**Task to carry out**
Go through the material below and count the lines with the string "Family"; the number is the whole answer.

**Task input**
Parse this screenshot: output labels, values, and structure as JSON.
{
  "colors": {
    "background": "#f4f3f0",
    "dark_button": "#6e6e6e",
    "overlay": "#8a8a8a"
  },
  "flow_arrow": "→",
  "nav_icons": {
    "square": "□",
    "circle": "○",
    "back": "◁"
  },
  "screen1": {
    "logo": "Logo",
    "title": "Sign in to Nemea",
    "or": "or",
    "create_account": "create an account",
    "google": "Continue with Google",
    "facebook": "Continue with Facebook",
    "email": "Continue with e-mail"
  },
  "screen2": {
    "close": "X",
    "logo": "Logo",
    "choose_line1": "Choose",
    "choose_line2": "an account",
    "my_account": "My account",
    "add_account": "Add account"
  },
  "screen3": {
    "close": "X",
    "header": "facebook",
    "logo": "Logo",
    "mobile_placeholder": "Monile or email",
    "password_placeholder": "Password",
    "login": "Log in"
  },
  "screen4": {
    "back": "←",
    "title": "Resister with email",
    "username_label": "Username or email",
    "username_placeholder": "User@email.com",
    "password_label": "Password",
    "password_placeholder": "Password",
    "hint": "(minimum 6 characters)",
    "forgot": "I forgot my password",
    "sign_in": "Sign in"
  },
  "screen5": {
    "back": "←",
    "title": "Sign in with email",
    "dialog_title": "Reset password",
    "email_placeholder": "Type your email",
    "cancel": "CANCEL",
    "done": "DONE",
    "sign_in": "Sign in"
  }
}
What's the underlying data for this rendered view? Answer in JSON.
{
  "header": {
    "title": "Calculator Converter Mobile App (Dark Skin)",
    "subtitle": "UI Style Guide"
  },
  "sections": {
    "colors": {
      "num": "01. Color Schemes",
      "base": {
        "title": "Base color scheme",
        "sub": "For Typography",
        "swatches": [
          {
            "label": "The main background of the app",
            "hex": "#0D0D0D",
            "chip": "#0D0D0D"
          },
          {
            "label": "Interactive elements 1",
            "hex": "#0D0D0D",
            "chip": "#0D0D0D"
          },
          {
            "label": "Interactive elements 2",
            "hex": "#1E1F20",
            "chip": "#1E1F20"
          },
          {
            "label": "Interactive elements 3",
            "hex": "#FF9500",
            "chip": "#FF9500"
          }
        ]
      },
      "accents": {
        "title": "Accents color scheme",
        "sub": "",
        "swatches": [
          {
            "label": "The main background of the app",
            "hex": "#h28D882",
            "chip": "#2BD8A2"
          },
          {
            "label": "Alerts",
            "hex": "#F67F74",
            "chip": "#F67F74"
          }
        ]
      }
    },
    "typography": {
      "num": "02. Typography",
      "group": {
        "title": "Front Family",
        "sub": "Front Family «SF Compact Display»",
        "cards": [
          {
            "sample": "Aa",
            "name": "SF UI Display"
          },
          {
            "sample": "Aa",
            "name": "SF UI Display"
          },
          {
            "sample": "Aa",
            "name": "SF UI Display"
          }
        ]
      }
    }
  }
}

**Answer to this task**
2